Write out every entry, unchanged. Skip any picture.

**Dataset extract**
***

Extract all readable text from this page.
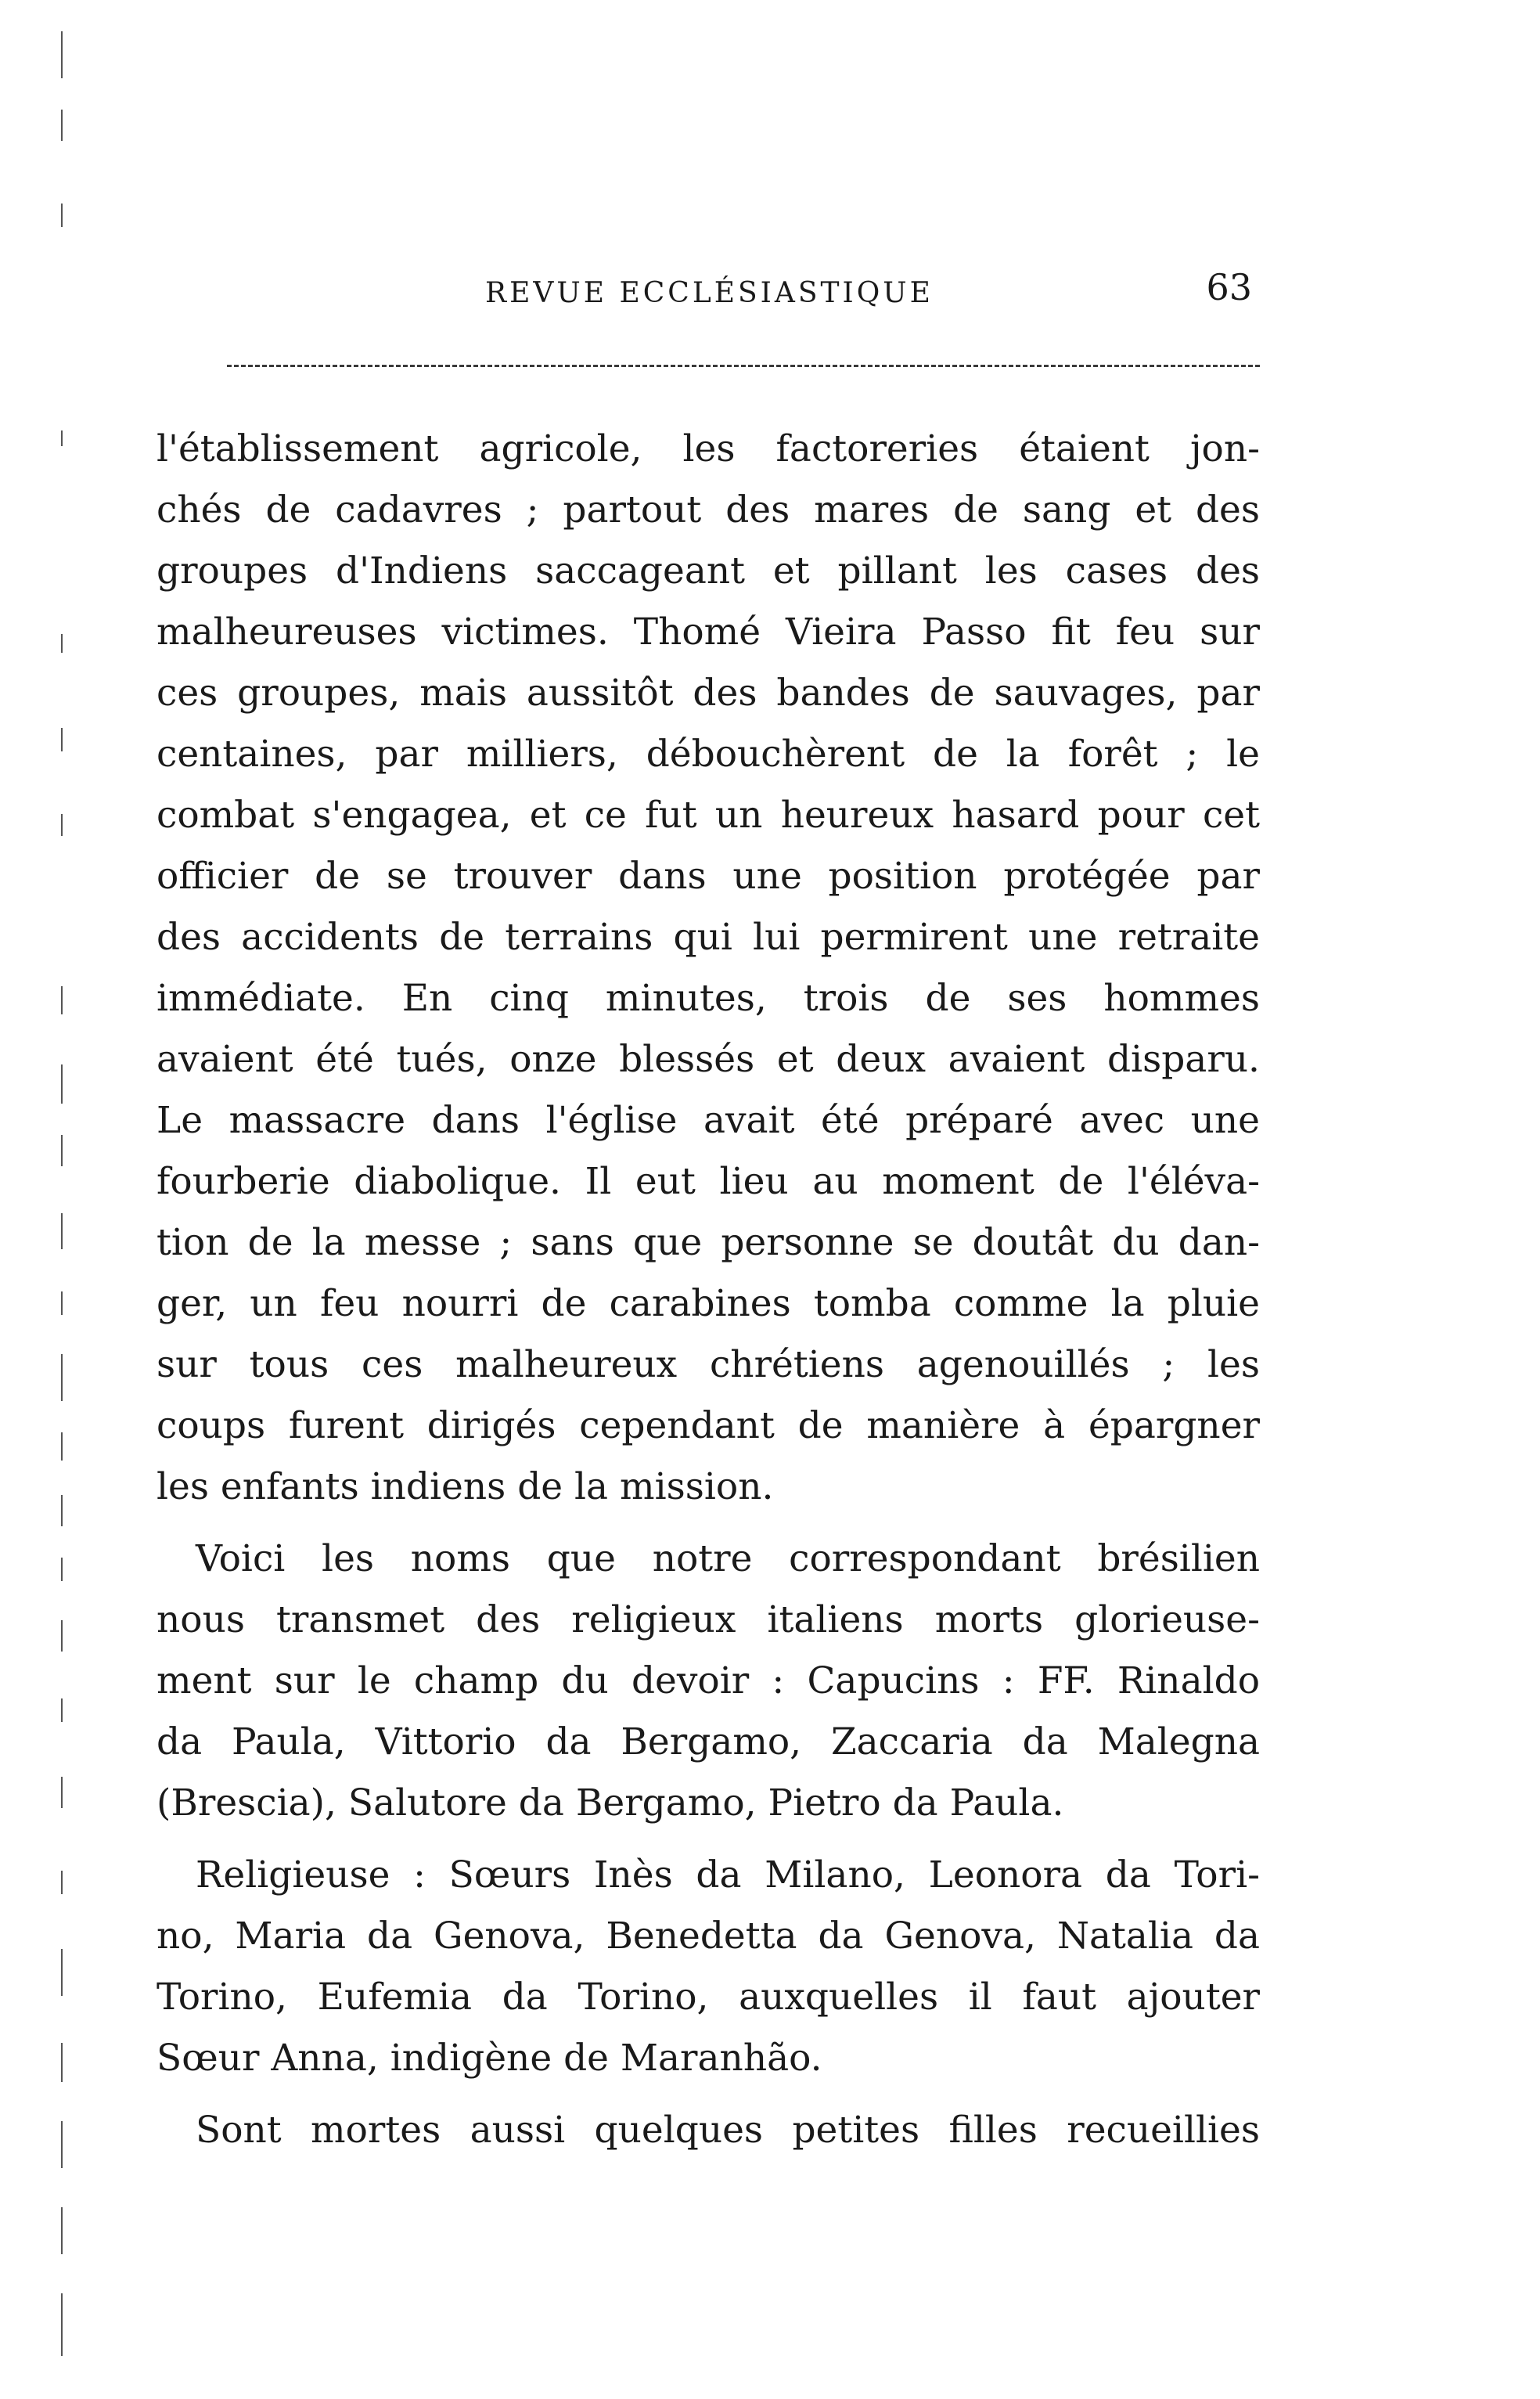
REVUE ECCLÉSIASTIQUE	63
l'établissement agricole, les factoreries étaient jon-
chés de cadavres ; partout des mares de sang et des
groupes d'Indiens saccageant et pillant les cases des
malheureuses victimes. Thomé Vieira Passo fit feu sur
ces groupes, mais aussitôt des bandes de sauvages, par
centaines, par milliers, débouchèrent de la forêt ; le
combat s'engagea, et ce fut un heureux hasard pour cet
officier de se trouver dans une position protégée par
des accidents de terrains qui lui permirent une retraite
immédiate. En cinq minutes, trois de ses hommes
avaient été tués, onze blessés et deux avaient disparu.
Le massacre dans l'église avait été préparé avec une
fourberie diabolique. Il eut lieu au moment de l'éléva-
tion de la messe ; sans que personne se doutât du dan-
ger, un feu nourri de carabines tomba comme la pluie
sur tous ces malheureux chrétiens agenouillés ; les
coups furent dirigés cependant de manière à épargner
les enfants indiens de la mission.
Voici les noms que notre correspondant brésilien
nous transmet des religieux italiens morts glorieuse-
ment sur le champ du devoir : Capucins : FF. Rinaldo
da Paula, Vittorio da Bergamo, Zaccaria da Malegna
(Brescia), Salutore da Bergamo, Pietro da Paula.
Religieuse : Sœurs Inès da Milano, Leonora da Tori-
no, Maria da Genova, Benedetta da Genova, Natalia da
Torino, Eufemia da Torino, auxquelles il faut ajouter
Sœur Anna, indigène de Maranhão.
Sont mortes aussi quelques petites filles recueillies
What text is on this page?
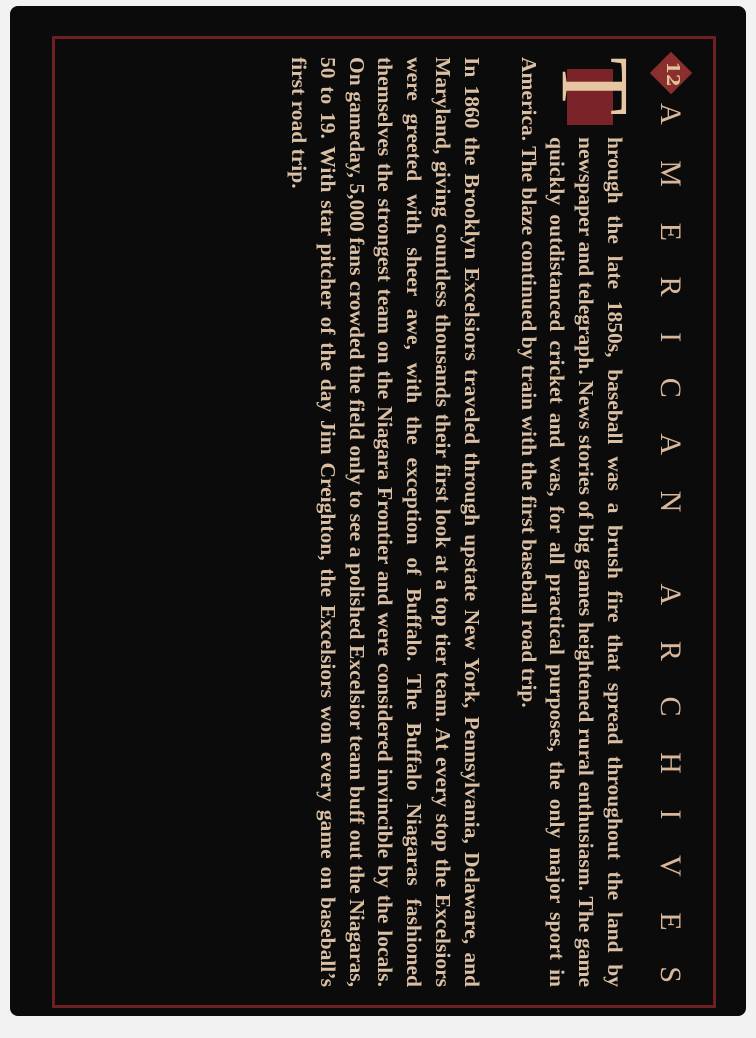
12
A
M
E
R
I
C
A
N
A
R
C
H
I
V
E
S

T
hrough the late 1850s, baseball was a brush fire that spread throughout the land by newspaper and telegraph. News stories of big games heightened rural enthusiasm. The game quickly outdistanced cricket and was, for all practical purposes, the only major sport in America. The blaze continued by train with the first baseball road trip.

In 1860 the Brooklyn Excelsiors traveled through upstate New York, Pennsylvania, Delaware, and Maryland, giving countless thousands their first look at a top tier team. At every stop the Excelsiors were greeted with sheer awe, with the exception of Buffalo. The Buffalo Niagaras fashioned themselves the strongest team on the Niagara Frontier and were considered invincible by the locals. On gameday, 5,000 fans crowded the field only to see a polished Excelsior team buff out the Niagaras, 50 to 19. With star pitcher of the day Jim Creighton, the Excelsiors won every game on baseball’s first road trip.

***

**Solution to this exercise**
Extract all readable text from this page.
REVUE ECCLÉSIASTIQUE	63
l'établissement agricole, les factoreries étaient jon-
chés de cadavres ; partout des mares de sang et des
groupes d'Indiens saccageant et pillant les cases des
malheureuses victimes. Thomé Vieira Passo fit feu sur
ces groupes, mais aussitôt des bandes de sauvages, par
centaines, par milliers, débouchèrent de la forêt ; le
combat s'engagea, et ce fut un heureux hasard pour cet
officier de se trouver dans une position protégée par
des accidents de terrains qui lui permirent une retraite
immédiate. En cinq minutes, trois de ses hommes
avaient été tués, onze blessés et deux avaient disparu.
Le massacre dans l'église avait été préparé avec une
fourberie diabolique. Il eut lieu au moment de l'éléva-
tion de la messe ; sans que personne se doutât du dan-
ger, un feu nourri de carabines tomba comme la pluie
sur tous ces malheureux chrétiens agenouillés ; les
coups furent dirigés cependant de manière à épargner
les enfants indiens de la mission.
Voici les noms que notre correspondant brésilien
nous transmet des religieux italiens morts glorieuse-
ment sur le champ du devoir : Capucins : FF. Rinaldo
da Paula, Vittorio da Bergamo, Zaccaria da Malegna
(Brescia), Salutore da Bergamo, Pietro da Paula.
Religieuse : Sœurs Inès da Milano, Leonora da Tori-
no, Maria da Genova, Benedetta da Genova, Natalia da
Torino, Eufemia da Torino, auxquelles il faut ajouter
Sœur Anna, indigène de Maranhão.
Sont mortes aussi quelques petites filles recueillies
What text is on this page?
12
A
M
E
R
I
C
A
N
A
R
C
H
I
V
E
S

T
hrough the late 1850s, baseball was a brush fire that spread throughout the land by newspaper and telegraph. News stories of big games heightened rural enthusiasm. The game quickly outdistanced cricket and was, for all practical purposes, the only major sport in America. The blaze continued by train with the first baseball road trip.

In 1860 the Brooklyn Excelsiors traveled through upstate New York, Pennsylvania, Delaware, and Maryland, giving countless thousands their first look at a top tier team. At every stop the Excelsiors were greeted with sheer awe, with the exception of Buffalo. The Buffalo Niagaras fashioned themselves the strongest team on the Niagara Frontier and were considered invincible by the locals. On gameday, 5,000 fans crowded the field only to see a polished Excelsior team buff out the Niagaras, 50 to 19. With star pitcher of the day Jim Creighton, the Excelsiors won every game on baseball’s first road trip.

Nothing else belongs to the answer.